§ WRITTEN INSTRUCTION:
Render every item below as a two-column CSV with the headers item_text and answer, one row per item, placing the item's text and its answer each in one quoted field with line breaks turned into spaces. Leave the pictures out.

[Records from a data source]
════════════════

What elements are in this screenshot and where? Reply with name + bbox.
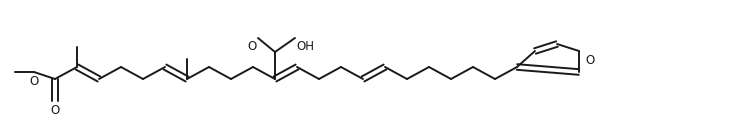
Text: O: O [248, 40, 257, 53]
Text: OH: OH [296, 40, 314, 53]
Text: O: O [29, 75, 39, 88]
Text: O: O [51, 104, 59, 117]
Text: O: O [585, 55, 595, 67]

════════════════

§ FULL RESPONSE:
item_text,answer
"What elements are in this screenshot and where? Reply with name + bbox.","Text: O: O [248, 40, 257, 53] Text: OH: OH [296, 40, 314, 53] Text: O: O [29, 75, 39, 88] Text: O: O [51, 104, 59, 117] Text: O: O [585, 55, 595, 67]"